→ Direction
Write the material out again, line by line, exactly as it is.

→ Extracted entries
----------
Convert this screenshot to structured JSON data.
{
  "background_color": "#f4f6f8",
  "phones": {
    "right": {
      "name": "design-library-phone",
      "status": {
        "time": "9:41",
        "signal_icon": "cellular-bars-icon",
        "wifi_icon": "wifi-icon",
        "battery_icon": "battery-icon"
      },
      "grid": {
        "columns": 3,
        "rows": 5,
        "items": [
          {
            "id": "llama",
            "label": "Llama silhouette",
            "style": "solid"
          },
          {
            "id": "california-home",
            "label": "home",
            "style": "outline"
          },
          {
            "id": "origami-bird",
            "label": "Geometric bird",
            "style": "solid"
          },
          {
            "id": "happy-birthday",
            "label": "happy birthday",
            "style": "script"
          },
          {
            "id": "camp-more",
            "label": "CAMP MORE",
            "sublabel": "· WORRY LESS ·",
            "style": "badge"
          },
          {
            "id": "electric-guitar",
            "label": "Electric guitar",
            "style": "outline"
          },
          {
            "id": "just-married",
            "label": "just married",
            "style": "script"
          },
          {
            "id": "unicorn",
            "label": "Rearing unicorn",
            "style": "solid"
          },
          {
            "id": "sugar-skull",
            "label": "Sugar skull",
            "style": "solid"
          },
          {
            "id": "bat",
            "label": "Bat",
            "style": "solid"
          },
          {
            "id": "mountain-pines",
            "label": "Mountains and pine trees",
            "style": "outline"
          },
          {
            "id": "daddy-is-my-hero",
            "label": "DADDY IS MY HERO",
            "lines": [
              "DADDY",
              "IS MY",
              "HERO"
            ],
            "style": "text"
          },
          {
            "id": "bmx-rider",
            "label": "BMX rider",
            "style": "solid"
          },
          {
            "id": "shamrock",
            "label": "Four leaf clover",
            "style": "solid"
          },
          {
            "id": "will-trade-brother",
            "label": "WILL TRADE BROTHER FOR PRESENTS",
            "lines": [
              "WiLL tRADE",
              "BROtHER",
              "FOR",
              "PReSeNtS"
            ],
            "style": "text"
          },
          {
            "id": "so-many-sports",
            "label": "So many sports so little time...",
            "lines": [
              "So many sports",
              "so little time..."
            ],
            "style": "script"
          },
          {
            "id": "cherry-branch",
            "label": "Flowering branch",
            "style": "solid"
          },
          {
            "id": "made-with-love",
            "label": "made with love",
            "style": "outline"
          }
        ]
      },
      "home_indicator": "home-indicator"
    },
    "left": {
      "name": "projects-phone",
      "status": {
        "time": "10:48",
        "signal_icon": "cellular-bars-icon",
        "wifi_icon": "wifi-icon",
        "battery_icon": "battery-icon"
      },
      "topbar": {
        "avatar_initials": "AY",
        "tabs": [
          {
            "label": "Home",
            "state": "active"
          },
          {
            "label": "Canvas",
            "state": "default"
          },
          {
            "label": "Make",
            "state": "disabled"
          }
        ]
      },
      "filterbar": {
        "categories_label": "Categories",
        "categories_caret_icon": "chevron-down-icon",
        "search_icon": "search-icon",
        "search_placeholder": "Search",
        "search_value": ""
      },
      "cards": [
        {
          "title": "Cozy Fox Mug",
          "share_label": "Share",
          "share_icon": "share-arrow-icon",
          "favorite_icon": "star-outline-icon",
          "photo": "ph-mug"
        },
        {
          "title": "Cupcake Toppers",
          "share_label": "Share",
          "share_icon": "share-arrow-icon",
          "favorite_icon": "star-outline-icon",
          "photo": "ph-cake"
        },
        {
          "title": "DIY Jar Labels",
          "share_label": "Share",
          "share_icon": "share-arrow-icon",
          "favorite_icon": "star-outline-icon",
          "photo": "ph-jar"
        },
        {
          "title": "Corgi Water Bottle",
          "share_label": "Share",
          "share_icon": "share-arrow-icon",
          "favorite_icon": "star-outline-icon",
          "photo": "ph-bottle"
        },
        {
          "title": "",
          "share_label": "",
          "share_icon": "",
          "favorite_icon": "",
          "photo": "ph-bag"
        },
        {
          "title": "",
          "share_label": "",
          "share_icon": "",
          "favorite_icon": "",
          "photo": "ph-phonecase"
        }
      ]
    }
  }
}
----------
→ Expected output
Convert this screenshot to structured JSON data.
{
  "background_color": "#f4f6f8",
  "phones": {
    "right": {
      "name": "design-library-phone",
      "status": {
        "time": "9:41",
        "signal_icon": "cellular-bars-icon",
        "wifi_icon": "wifi-icon",
        "battery_icon": "battery-icon"
      },
      "grid": {
        "columns": 3,
        "rows": 5,
        "items": [
          {
            "id": "llama",
            "label": "Llama silhouette",
            "style": "solid"
          },
          {
            "id": "california-home",
            "label": "home",
            "style": "outline"
          },
          {
            "id": "origami-bird",
            "label": "Geometric bird",
            "style": "solid"
          },
          {
            "id": "happy-birthday",
            "label": "happy birthday",
            "style": "script"
          },
          {
            "id": "camp-more",
            "label": "CAMP MORE",
            "sublabel": "· WORRY LESS ·",
            "style": "badge"
          },
          {
            "id": "electric-guitar",
            "label": "Electric guitar",
            "style": "outline"
          },
          {
            "id": "just-married",
            "label": "just married",
            "style": "script"
          },
          {
            "id": "unicorn",
            "label": "Rearing unicorn",
            "style": "solid"
          },
          {
            "id": "sugar-skull",
            "label": "Sugar skull",
            "style": "solid"
          },
          {
            "id": "bat",
            "label": "Bat",
            "style": "solid"
          },
          {
            "id": "mountain-pines",
            "label": "Mountains and pine trees",
            "style": "outline"
          },
          {
            "id": "daddy-is-my-hero",
            "label": "DADDY IS MY HERO",
            "lines": [
              "DADDY",
              "IS MY",
              "HERO"
            ],
            "style": "text"
          },
          {
            "id": "bmx-rider",
            "label": "BMX rider",
            "style": "solid"
          },
          {
            "id": "shamrock",
            "label": "Four leaf clover",
            "style": "solid"
          },
          {
            "id": "will-trade-brother",
            "label": "WILL TRADE BROTHER FOR PRESENTS",
            "lines": [
              "WiLL tRADE",
              "BROtHER",
              "FOR",
              "PReSeNtS"
            ],
            "style": "text"
          },
          {
            "id": "so-many-sports",
            "label": "So many sports so little time...",
            "lines": [
              "So many sports",
              "so little time..."
            ],
            "style": "script"
          },
          {
            "id": "cherry-branch",
            "label": "Flowering branch",
            "style": "solid"
          },
          {
            "id": "made-with-love",
            "label": "made with love",
            "style": "outline"
          }
        ]
      },
      "home_indicator": "home-indicator"
    },
    "left": {
      "name": "projects-phone",
      "status": {
        "time": "10:48",
        "signal_icon": "cellular-bars-icon",
        "wifi_icon": "wifi-icon",
        "battery_icon": "battery-icon"
      },
      "topbar": {
        "avatar_initials": "AY",
        "tabs": [
          {
            "label": "Home",
            "state": "active"
          },
          {
            "label": "Canvas",
            "state": "default"
          },
          {
            "label": "Make",
            "state": "disabled"
          }
        ]
      },
      "filterbar": {
        "categories_label": "Categories",
        "categories_caret_icon": "chevron-down-icon",
        "search_icon": "search-icon",
        "search_placeholder": "Search",
        "search_value": ""
      },
      "cards": [
        {
          "title": "Cozy Fox Mug",
          "share_label": "Share",
          "share_icon": "share-arrow-icon",
          "favorite_icon": "star-outline-icon",
          "photo": "ph-mug"
        },
        {
          "title": "Cupcake Toppers",
          "share_label": "Share",
          "share_icon": "share-arrow-icon",
          "favorite_icon": "star-outline-icon",
          "photo": "ph-cake"
        },
        {
          "title": "DIY Jar Labels",
          "share_label": "Share",
          "share_icon": "share-arrow-icon",
          "favorite_icon": "star-outline-icon",
          "photo": "ph-jar"
        },
        {
          "title": "Corgi Water Bottle",
          "share_label": "Share",
          "share_icon": "share-arrow-icon",
          "favorite_icon": "star-outline-icon",
          "photo": "ph-bottle"
        },
        {
          "title": "",
          "share_label": "",
          "share_icon": "",
          "favorite_icon": "",
          "photo": "ph-bag"
        },
        {
          "title": "",
          "share_label": "",
          "share_icon": "",
          "favorite_icon": "",
          "photo": "ph-phonecase"
        }
      ]
    }
  }
}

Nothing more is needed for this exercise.